-- Exercise input start --

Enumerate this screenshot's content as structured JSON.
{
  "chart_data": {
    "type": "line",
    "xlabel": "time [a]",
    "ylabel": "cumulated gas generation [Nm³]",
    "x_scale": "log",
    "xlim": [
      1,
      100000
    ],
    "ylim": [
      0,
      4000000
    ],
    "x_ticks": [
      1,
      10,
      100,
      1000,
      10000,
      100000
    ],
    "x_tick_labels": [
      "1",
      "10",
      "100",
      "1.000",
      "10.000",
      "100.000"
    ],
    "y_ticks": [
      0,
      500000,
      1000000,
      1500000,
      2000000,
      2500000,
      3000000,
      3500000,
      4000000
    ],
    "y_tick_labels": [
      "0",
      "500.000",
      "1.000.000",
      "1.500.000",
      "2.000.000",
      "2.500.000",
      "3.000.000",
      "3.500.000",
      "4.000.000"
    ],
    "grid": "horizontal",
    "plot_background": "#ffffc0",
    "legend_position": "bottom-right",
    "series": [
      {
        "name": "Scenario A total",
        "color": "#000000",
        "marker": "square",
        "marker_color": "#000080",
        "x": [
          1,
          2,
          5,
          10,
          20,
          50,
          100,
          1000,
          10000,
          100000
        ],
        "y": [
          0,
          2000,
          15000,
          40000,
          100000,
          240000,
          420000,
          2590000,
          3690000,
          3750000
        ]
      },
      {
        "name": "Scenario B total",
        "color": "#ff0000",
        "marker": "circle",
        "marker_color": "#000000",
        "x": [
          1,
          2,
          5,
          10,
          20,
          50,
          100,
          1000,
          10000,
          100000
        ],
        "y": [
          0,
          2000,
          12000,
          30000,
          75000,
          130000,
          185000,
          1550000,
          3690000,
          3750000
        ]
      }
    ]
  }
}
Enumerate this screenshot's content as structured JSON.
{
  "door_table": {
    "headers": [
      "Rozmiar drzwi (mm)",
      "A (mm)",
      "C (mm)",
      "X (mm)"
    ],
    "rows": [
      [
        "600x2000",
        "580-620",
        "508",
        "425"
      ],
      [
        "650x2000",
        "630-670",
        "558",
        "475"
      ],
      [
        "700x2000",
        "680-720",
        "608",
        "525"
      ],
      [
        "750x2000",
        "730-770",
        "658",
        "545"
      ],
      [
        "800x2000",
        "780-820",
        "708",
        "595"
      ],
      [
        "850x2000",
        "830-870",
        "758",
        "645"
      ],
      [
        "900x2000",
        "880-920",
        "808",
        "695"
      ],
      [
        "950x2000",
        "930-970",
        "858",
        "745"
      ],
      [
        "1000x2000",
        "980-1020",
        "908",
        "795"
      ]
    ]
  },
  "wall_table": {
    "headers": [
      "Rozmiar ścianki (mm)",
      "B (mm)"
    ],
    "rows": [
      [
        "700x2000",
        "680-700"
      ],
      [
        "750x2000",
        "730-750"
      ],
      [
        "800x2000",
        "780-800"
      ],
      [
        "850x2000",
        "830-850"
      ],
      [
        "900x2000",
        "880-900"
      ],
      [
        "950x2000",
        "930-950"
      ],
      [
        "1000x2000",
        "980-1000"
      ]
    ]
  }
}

-- Exercise input end --

• **What to produce**
Output the entries verbatim.

• **Complete answer**
Enumerate this screenshot's content as structured JSON.
{
  "chart_data": {
    "type": "line",
    "xlabel": "time [a]",
    "ylabel": "cumulated gas generation [Nm³]",
    "x_scale": "log",
    "xlim": [
      1,
      100000
    ],
    "ylim": [
      0,
      4000000
    ],
    "x_ticks": [
      1,
      10,
      100,
      1000,
      10000,
      100000
    ],
    "x_tick_labels": [
      "1",
      "10",
      "100",
      "1.000",
      "10.000",
      "100.000"
    ],
    "y_ticks": [
      0,
      500000,
      1000000,
      1500000,
      2000000,
      2500000,
      3000000,
      3500000,
      4000000
    ],
    "y_tick_labels": [
      "0",
      "500.000",
      "1.000.000",
      "1.500.000",
      "2.000.000",
      "2.500.000",
      "3.000.000",
      "3.500.000",
      "4.000.000"
    ],
    "grid": "horizontal",
    "plot_background": "#ffffc0",
    "legend_position": "bottom-right",
    "series": [
      {
        "name": "Scenario A total",
        "color": "#000000",
        "marker": "square",
        "marker_color": "#000080",
        "x": [
          1,
          2,
          5,
          10,
          20,
          50,
          100,
          1000,
          10000,
          100000
        ],
        "y": [
          0,
          2000,
          15000,
          40000,
          100000,
          240000,
          420000,
          2590000,
          3690000,
          3750000
        ]
      },
      {
        "name": "Scenario B total",
        "color": "#ff0000",
        "marker": "circle",
        "marker_color": "#000000",
        "x": [
          1,
          2,
          5,
          10,
          20,
          50,
          100,
          1000,
          10000,
          100000
        ],
        "y": [
          0,
          2000,
          12000,
          30000,
          75000,
          130000,
          185000,
          1550000,
          3690000,
          3750000
        ]
      }
    ]
  }
}
Enumerate this screenshot's content as structured JSON.
{
  "door_table": {
    "headers": [
      "Rozmiar drzwi (mm)",
      "A (mm)",
      "C (mm)",
      "X (mm)"
    ],
    "rows": [
      [
        "600x2000",
        "580-620",
        "508",
        "425"
      ],
      [
        "650x2000",
        "630-670",
        "558",
        "475"
      ],
      [
        "700x2000",
        "680-720",
        "608",
        "525"
      ],
      [
        "750x2000",
        "730-770",
        "658",
        "545"
      ],
      [
        "800x2000",
        "780-820",
        "708",
        "595"
      ],
      [
        "850x2000",
        "830-870",
        "758",
        "645"
      ],
      [
        "900x2000",
        "880-920",
        "808",
        "695"
      ],
      [
        "950x2000",
        "930-970",
        "858",
        "745"
      ],
      [
        "1000x2000",
        "980-1020",
        "908",
        "795"
      ]
    ]
  },
  "wall_table": {
    "headers": [
      "Rozmiar ścianki (mm)",
      "B (mm)"
    ],
    "rows": [
      [
        "700x2000",
        "680-700"
      ],
      [
        "750x2000",
        "730-750"
      ],
      [
        "800x2000",
        "780-800"
      ],
      [
        "850x2000",
        "830-850"
      ],
      [
        "900x2000",
        "880-900"
      ],
      [
        "950x2000",
        "930-950"
      ],
      [
        "1000x2000",
        "980-1000"
      ]
    ]
  }
}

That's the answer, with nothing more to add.